======== Dataset entries ========
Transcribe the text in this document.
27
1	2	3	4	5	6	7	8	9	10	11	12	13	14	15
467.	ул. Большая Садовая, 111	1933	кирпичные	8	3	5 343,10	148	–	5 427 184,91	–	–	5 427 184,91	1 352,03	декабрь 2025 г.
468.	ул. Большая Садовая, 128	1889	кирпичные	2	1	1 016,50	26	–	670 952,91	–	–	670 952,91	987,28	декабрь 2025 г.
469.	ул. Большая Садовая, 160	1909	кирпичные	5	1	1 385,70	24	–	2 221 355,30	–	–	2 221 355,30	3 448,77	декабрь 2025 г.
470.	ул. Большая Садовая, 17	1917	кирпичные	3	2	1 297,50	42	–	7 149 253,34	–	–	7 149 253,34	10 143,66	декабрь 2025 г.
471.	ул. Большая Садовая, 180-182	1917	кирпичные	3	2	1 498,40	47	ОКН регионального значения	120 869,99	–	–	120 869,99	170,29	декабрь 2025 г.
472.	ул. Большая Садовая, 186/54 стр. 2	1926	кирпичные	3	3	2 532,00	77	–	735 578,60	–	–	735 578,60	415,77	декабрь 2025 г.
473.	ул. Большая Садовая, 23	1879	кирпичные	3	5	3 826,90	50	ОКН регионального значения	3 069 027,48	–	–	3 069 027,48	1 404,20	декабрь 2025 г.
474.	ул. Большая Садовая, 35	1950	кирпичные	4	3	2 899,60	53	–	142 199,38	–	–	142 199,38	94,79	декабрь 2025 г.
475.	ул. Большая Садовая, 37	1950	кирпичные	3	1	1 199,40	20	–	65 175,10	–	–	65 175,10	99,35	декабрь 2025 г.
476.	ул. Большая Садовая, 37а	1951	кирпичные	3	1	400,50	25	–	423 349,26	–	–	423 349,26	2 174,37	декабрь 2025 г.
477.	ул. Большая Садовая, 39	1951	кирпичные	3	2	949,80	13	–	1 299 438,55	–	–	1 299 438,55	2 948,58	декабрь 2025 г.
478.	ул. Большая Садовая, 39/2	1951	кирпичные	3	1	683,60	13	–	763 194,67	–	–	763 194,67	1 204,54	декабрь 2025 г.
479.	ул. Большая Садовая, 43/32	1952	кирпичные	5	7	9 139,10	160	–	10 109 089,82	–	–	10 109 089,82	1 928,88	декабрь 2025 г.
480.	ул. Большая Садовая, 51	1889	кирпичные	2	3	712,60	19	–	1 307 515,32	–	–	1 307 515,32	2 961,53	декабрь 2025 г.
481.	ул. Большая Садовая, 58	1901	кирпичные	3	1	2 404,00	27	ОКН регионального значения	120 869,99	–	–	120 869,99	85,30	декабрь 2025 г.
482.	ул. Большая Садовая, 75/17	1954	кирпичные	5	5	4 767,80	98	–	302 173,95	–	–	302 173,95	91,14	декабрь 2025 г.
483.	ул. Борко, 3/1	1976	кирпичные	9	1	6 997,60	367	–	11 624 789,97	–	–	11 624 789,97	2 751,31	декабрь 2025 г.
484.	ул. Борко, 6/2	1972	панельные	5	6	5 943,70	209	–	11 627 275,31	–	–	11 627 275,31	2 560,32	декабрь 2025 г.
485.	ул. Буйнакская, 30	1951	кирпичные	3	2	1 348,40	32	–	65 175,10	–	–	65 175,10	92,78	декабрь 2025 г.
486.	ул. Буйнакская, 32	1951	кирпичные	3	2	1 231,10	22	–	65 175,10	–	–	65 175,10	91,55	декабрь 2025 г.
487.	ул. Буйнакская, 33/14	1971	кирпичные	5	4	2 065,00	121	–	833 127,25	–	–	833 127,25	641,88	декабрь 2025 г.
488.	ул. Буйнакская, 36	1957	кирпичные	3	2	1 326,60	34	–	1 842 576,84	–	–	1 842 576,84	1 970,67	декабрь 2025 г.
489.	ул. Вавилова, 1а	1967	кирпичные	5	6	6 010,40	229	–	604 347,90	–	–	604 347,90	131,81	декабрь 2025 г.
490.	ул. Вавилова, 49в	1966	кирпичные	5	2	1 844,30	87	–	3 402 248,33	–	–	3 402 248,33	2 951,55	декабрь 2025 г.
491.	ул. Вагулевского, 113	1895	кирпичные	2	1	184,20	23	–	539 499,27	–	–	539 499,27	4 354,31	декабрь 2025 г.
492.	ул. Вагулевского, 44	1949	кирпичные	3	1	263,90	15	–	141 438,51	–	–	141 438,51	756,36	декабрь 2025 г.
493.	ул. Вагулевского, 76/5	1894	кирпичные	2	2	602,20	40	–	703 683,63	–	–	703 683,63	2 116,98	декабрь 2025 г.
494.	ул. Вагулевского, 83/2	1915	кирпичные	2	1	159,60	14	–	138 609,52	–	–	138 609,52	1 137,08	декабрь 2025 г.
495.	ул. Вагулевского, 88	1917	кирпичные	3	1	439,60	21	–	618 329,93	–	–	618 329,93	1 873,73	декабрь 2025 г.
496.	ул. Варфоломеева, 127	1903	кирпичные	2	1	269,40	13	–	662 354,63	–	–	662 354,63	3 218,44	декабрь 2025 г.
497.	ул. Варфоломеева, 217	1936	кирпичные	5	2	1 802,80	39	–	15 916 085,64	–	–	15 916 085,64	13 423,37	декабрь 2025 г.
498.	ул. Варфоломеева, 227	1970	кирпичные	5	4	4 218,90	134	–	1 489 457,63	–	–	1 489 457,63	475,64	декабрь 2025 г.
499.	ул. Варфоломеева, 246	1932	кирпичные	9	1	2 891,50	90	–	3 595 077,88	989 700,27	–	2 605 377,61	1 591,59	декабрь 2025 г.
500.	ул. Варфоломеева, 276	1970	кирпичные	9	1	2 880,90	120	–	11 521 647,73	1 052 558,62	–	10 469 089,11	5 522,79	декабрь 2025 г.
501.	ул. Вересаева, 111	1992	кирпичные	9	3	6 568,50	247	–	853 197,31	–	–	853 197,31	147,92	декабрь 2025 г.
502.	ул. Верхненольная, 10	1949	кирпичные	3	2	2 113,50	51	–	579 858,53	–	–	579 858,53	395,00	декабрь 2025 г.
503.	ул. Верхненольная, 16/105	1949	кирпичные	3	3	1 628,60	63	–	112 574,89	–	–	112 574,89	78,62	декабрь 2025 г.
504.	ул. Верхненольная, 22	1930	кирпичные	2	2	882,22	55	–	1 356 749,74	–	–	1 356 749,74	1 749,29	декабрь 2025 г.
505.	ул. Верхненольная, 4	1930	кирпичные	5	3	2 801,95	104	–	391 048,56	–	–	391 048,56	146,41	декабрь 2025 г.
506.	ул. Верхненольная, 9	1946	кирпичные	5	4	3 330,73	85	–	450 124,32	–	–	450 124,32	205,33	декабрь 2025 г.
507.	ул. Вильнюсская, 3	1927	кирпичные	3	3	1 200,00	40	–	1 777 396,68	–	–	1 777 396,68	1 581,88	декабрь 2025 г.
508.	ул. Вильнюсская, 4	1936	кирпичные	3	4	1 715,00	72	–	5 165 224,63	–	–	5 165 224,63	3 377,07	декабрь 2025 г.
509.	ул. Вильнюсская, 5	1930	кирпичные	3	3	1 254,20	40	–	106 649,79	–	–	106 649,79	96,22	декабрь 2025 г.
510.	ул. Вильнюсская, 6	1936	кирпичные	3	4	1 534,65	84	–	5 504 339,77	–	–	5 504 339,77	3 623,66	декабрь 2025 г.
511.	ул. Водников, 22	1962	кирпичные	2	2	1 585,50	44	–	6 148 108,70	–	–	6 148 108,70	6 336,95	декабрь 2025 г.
========
== The exercise ==
List all lines where "Вавилова" occurs.

== Exercise response ==
489.	ул. Вавилова, 1а	1967	кирпичные	5	6	6 010,40	229	–	604 347,90	–	–	604 347,90	131,81	декабрь 2025 г.
490.	ул. Вавилова, 49в	1966	кирпичные	5	2	1 844,30	87	–	3 402 248,33	–	–	3 402 248,33	2 951,55	декабрь 2025 г.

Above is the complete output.